:: Task statement ::
Transcribe all the records exactly and omit any images they hold.

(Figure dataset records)

[start]

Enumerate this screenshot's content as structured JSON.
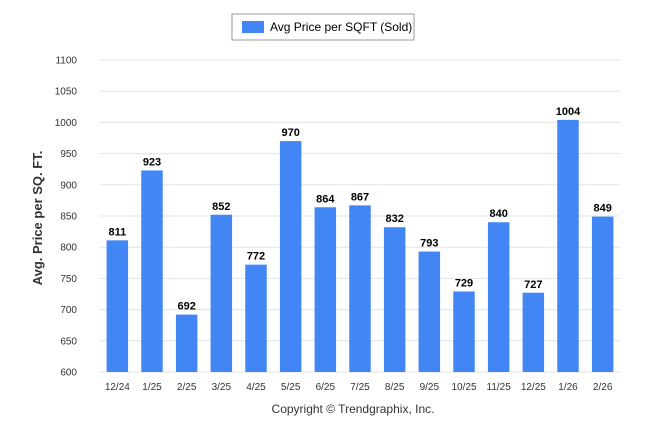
{
  "chart_data": {
    "type": "bar",
    "categories": [
      "12/24",
      "1/25",
      "2/25",
      "3/25",
      "4/25",
      "5/25",
      "6/25",
      "7/25",
      "8/25",
      "9/25",
      "10/25",
      "11/25",
      "12/25",
      "1/26",
      "2/26"
    ],
    "series": [
      {
        "name": "Avg Price per SQFT (Sold)",
        "values": [
          811,
          923,
          692,
          852,
          772,
          970,
          864,
          867,
          832,
          793,
          729,
          840,
          727,
          1004,
          849
        ],
        "color": "#4285f4"
      }
    ],
    "ylabel": "Avg. Price per SQ. FT.",
    "ylim": [
      600,
      1100
    ],
    "yticks": [
      600,
      650,
      700,
      750,
      800,
      850,
      900,
      950,
      1000,
      1050,
      1100
    ],
    "grid": true,
    "legend": "top-center",
    "data_labels": true
  },
  "footer": {
    "copyright": "Copyright © Trendgraphix, Inc."
  }
}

[end]

:: Answer to this problem ::
Enumerate this screenshot's content as structured JSON.
{
  "chart_data": {
    "type": "bar",
    "categories": [
      "12/24",
      "1/25",
      "2/25",
      "3/25",
      "4/25",
      "5/25",
      "6/25",
      "7/25",
      "8/25",
      "9/25",
      "10/25",
      "11/25",
      "12/25",
      "1/26",
      "2/26"
    ],
    "series": [
      {
        "name": "Avg Price per SQFT (Sold)",
        "values": [
          811,
          923,
          692,
          852,
          772,
          970,
          864,
          867,
          832,
          793,
          729,
          840,
          727,
          1004,
          849
        ],
        "color": "#4285f4"
      }
    ],
    "ylabel": "Avg. Price per SQ. FT.",
    "ylim": [
      600,
      1100
    ],
    "yticks": [
      600,
      650,
      700,
      750,
      800,
      850,
      900,
      950,
      1000,
      1050,
      1100
    ],
    "grid": true,
    "legend": "top-center",
    "data_labels": true
  },
  "footer": {
    "copyright": "Copyright © Trendgraphix, Inc."
  }
}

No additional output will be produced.